Task description >>
Search the data for the word "from". Reproduce every line where it is found.

Data supplied >>
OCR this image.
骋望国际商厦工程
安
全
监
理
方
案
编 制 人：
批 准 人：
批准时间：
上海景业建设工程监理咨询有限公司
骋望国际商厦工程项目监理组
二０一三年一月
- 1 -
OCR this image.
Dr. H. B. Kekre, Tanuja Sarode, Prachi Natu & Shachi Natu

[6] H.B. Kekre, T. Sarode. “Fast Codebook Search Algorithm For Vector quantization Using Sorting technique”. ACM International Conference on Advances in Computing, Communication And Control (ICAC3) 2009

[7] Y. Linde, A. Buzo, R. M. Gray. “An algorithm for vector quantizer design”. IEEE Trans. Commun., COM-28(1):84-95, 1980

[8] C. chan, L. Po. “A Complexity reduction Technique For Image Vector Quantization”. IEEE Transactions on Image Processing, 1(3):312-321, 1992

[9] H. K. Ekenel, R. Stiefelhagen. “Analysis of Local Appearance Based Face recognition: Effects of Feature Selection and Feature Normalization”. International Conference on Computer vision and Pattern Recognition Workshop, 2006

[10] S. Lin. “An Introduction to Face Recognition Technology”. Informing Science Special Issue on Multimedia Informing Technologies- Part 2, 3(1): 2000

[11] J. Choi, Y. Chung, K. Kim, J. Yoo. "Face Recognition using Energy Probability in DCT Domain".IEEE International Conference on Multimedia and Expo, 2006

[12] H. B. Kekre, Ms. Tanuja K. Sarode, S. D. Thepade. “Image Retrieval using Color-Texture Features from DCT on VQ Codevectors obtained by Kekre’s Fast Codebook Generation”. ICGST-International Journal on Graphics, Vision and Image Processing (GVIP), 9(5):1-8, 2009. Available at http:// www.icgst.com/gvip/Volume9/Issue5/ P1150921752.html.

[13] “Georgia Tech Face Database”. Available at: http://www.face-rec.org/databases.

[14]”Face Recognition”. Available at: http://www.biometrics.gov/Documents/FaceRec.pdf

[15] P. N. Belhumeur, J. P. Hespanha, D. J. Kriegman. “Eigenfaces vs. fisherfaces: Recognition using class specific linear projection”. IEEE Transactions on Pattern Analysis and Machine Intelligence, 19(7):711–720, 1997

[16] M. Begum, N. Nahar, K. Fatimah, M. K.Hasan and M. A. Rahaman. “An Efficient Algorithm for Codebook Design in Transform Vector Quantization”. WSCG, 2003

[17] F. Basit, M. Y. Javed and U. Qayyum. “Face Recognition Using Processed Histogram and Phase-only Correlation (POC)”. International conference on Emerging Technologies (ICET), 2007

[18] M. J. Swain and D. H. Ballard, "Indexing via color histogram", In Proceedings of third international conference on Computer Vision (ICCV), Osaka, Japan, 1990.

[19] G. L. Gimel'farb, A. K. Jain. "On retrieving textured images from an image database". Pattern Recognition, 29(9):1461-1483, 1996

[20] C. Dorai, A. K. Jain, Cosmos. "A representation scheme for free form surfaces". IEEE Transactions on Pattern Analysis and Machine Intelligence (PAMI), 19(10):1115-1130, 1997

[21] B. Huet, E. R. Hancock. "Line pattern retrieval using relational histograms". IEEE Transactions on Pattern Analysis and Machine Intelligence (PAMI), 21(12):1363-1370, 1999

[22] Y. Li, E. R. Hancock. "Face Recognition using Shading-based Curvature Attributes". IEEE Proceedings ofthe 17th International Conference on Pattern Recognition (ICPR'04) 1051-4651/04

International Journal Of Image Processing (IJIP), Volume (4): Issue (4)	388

Answer to the task >>
[12] H. B. Kekre, Ms. Tanuja K. Sarode, S. D. Thepade. “Image Retrieval using Color-Texture Features from DCT on VQ Codevectors obtained by Kekre’s Fast Codebook Generation”. ICGST-International Journal on Graphics, Vision and Image Processing (GVIP), 9(5):1-8, 2009. Available at http:// www.icgst.com/gvip/Volume9/Issue5/ P1150921752.html.
[19] G. L. Gimel'farb, A. K. Jain. "On retrieving textured images from an image database". Pattern Recognition, 29(9):1461-1483, 1996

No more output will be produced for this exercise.